-- Exercise goal --
All lines holding the string "neytrallik" are to be shown.
■ ■ ■
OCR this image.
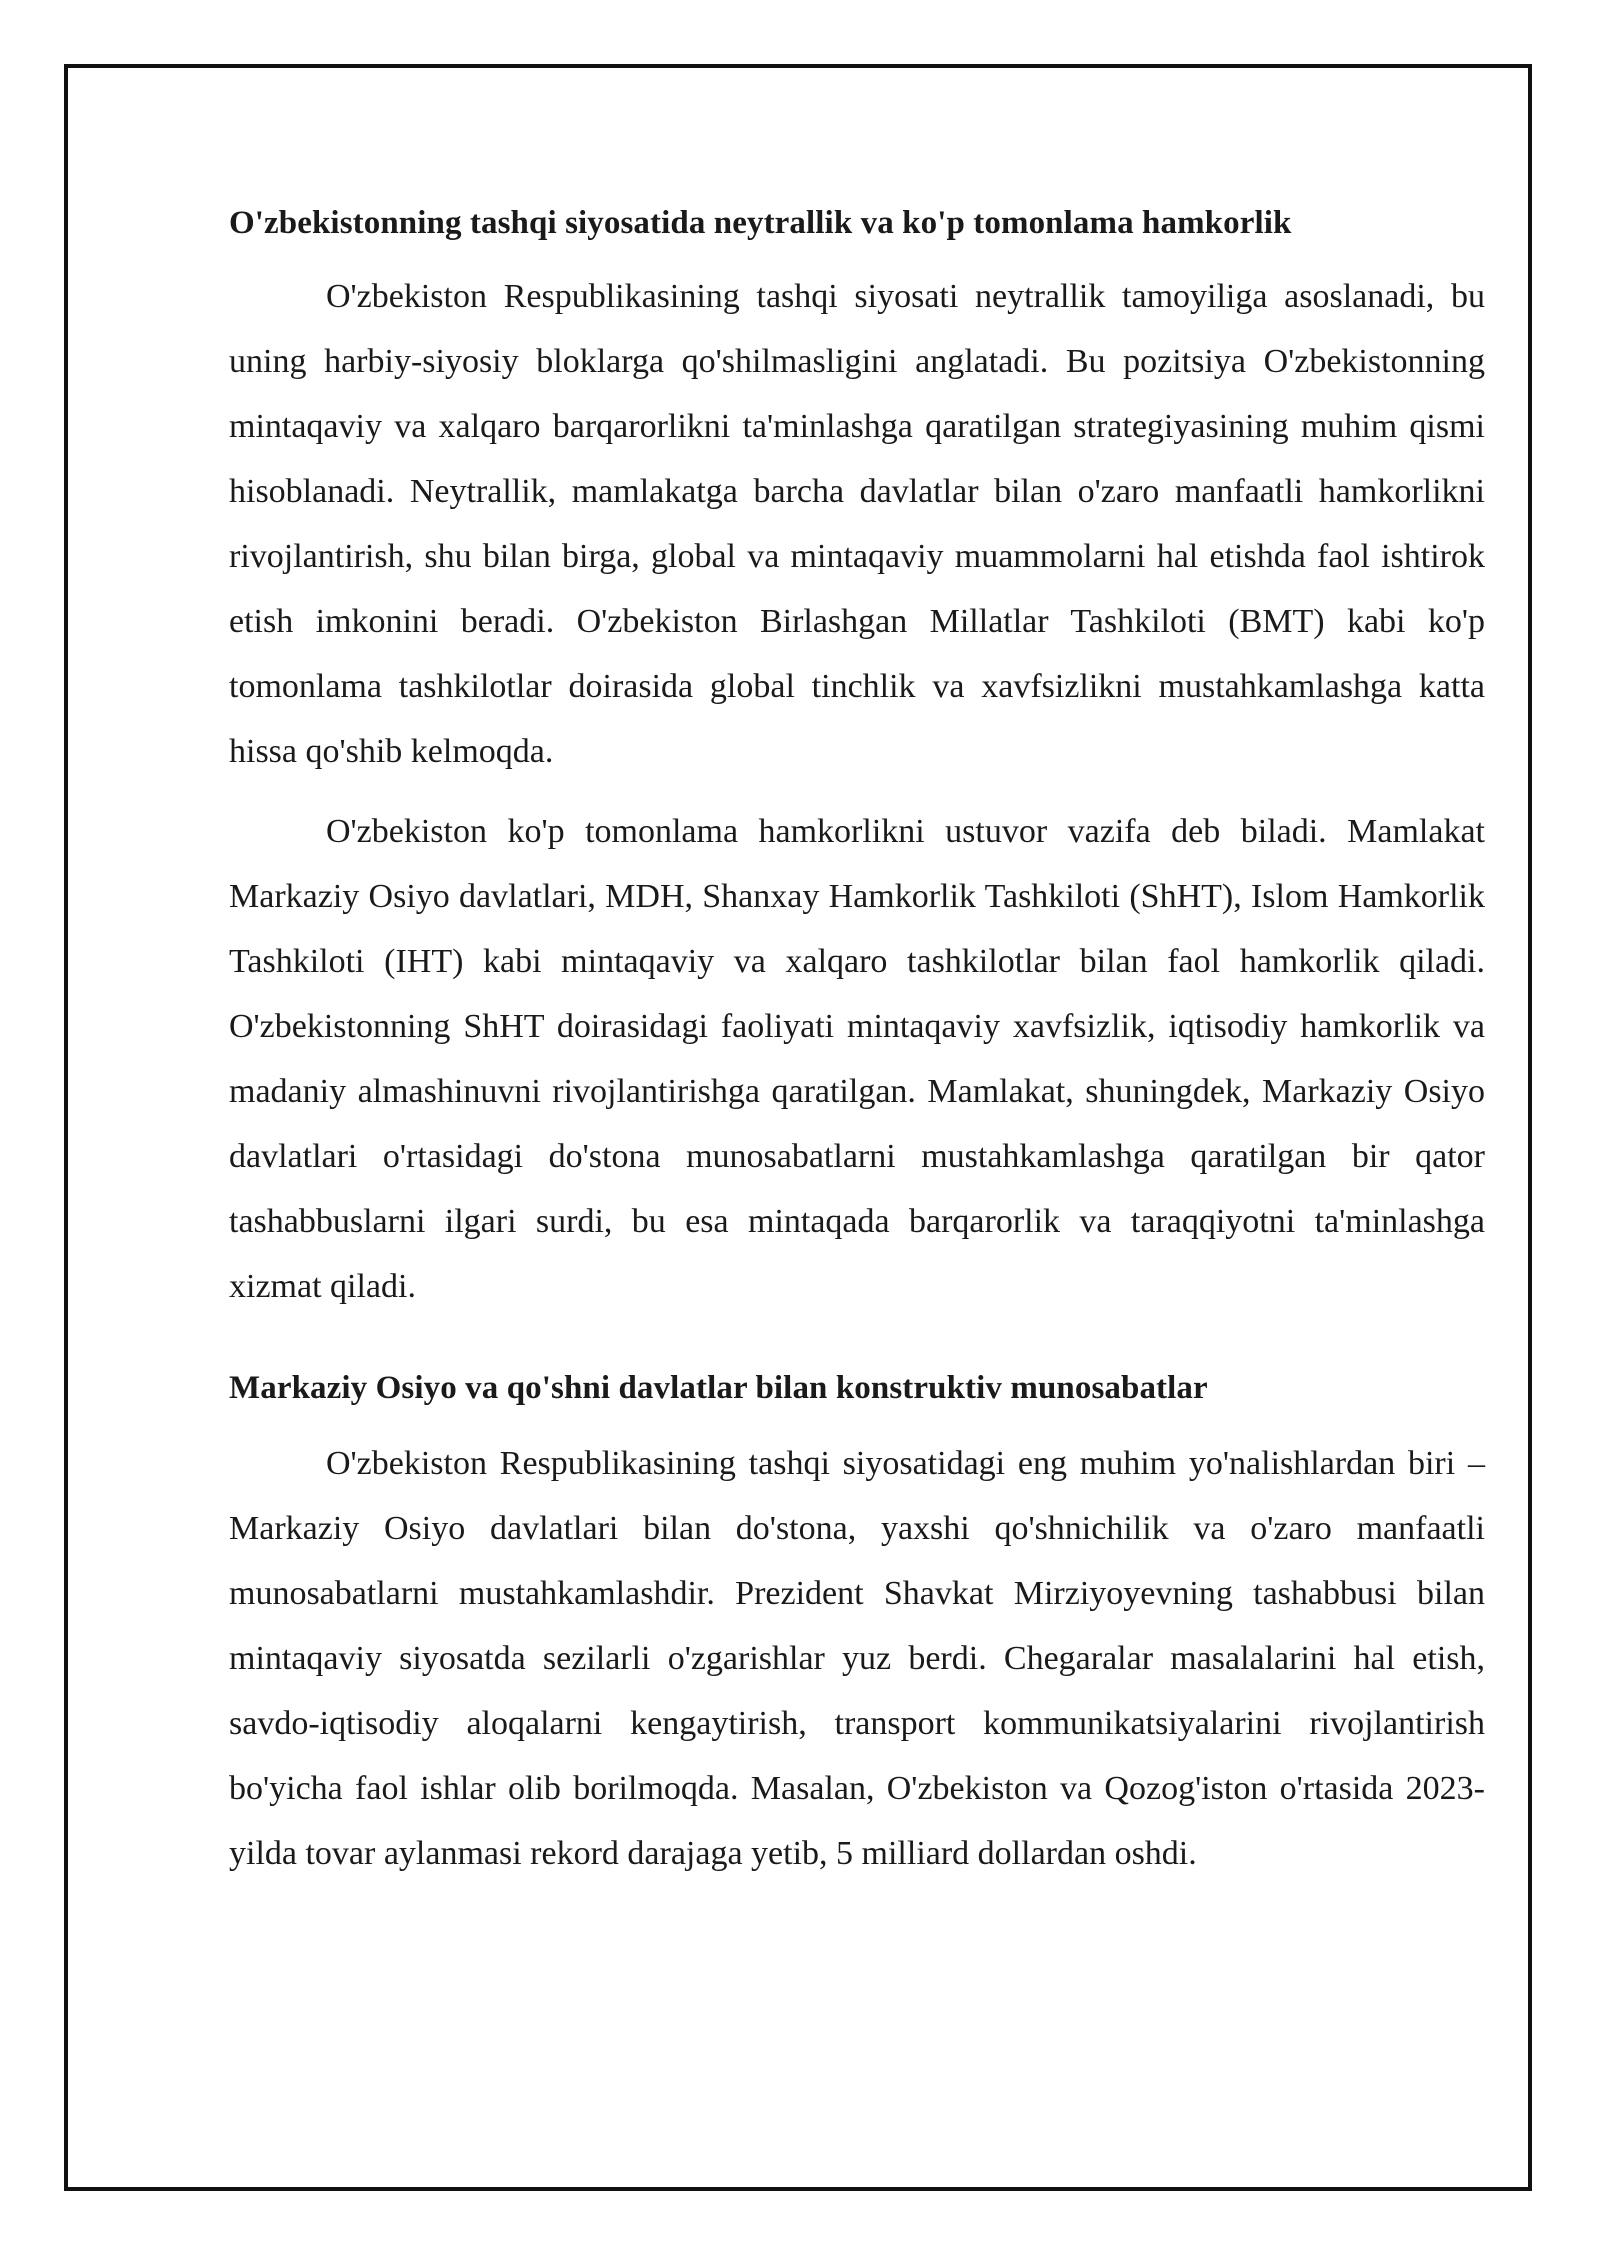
O'zbekistonning tashqi siyosatida neytrallik va ko'p tomonlama hamkorlik

O'zbekiston Respublikasining tashqi siyosati neytrallik tamoyiliga asoslanadi, bu uning harbiy-siyosiy bloklarga qo'shilmasligini anglatadi. Bu pozitsiya O'zbekistonning mintaqaviy va xalqaro barqarorlikni ta'minlashga qaratilgan strategiyasining muhim qismi hisoblanadi. Neytrallik, mamlakatga barcha davlatlar bilan o'zaro manfaatli hamkorlikni rivojlantirish, shu bilan birga, global va mintaqaviy muammolarni hal etishda faol ishtirok etish imkonini beradi. O'zbekiston Birlashgan Millatlar Tashkiloti (BMT) kabi ko'p tomonlama tashkilotlar doirasida global tinchlik va xavfsizlikni mustahkamlashga katta hissa qo'shib kelmoqda.

O'zbekiston ko'p tomonlama hamkorlikni ustuvor vazifa deb biladi. Mamlakat Markaziy Osiyo davlatlari, MDH, Shanxay Hamkorlik Tashkiloti (ShHT), Islom Hamkorlik Tashkiloti (IHT) kabi mintaqaviy va xalqaro tashkilotlar bilan faol hamkorlik qiladi. O'zbekistonning ShHT doirasidagi faoliyati mintaqaviy xavfsizlik, iqtisodiy hamkorlik va madaniy almashinuvni rivojlantirishga qaratilgan. Mamlakat, shuningdek, Markaziy Osiyo davlatlari o'rtasidagi do'stona munosabatlarni mustahkamlashga qaratilgan bir qator tashabbuslarni ilgari surdi, bu esa mintaqada barqarorlik va taraqqiyotni ta'minlashga xizmat qiladi.

Markaziy Osiyo va qo'shni davlatlar bilan konstruktiv munosabatlar

O'zbekiston Respublikasining tashqi siyosatidagi eng muhim yo'nalishlardan biri – Markaziy Osiyo davlatlari bilan do'stona, yaxshi qo'shnichilik va o'zaro manfaatli munosabatlarni mustahkamlashdir. Prezident Shavkat Mirziyoyevning tashabbusi bilan mintaqaviy siyosatda sezilarli o'zgarishlar yuz berdi. Chegaralar masalalarini hal etish, savdo-iqtisodiy aloqalarni kengaytirish, transport kommunikatsiyalarini rivojlantirish bo'yicha faol ishlar olib borilmoqda. Masalan, O'zbekiston va Qozog'iston o'rtasida 2023-yilda tovar aylanmasi rekord darajaga yetib, 5 milliard dollardan oshdi.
■ ■ ■
-- Complete answer --
O'zbekistonning tashqi siyosatida neytrallik va ko'p tomonlama hamkorlik
O'zbekiston Respublikasining tashqi siyosati neytrallik tamoyiliga asoslanadi, bu uning harbiy-siyosiy bloklarga qo'shilmasligini anglatadi. Bu pozitsiya O'zbekistonning mintaqaviy va xalqaro barqarorlikni ta'minlashga qaratilgan strategiyasining muhim qismi hisoblanadi. Neytrallik, mamlakatga barcha davlatlar bilan o'zaro manfaatli hamkorlikni rivojlantirish, shu bilan birga, global va mintaqaviy muammolarni hal etishda faol ishtirok etish imkonini beradi. O'zbekiston Birlashgan Millatlar Tashkiloti (BMT) kabi ko'p tomonlama tashkilotlar doirasida global tinchlik va xavfsizlikni mustahkamlashga katta hissa qo'shib kelmoqda.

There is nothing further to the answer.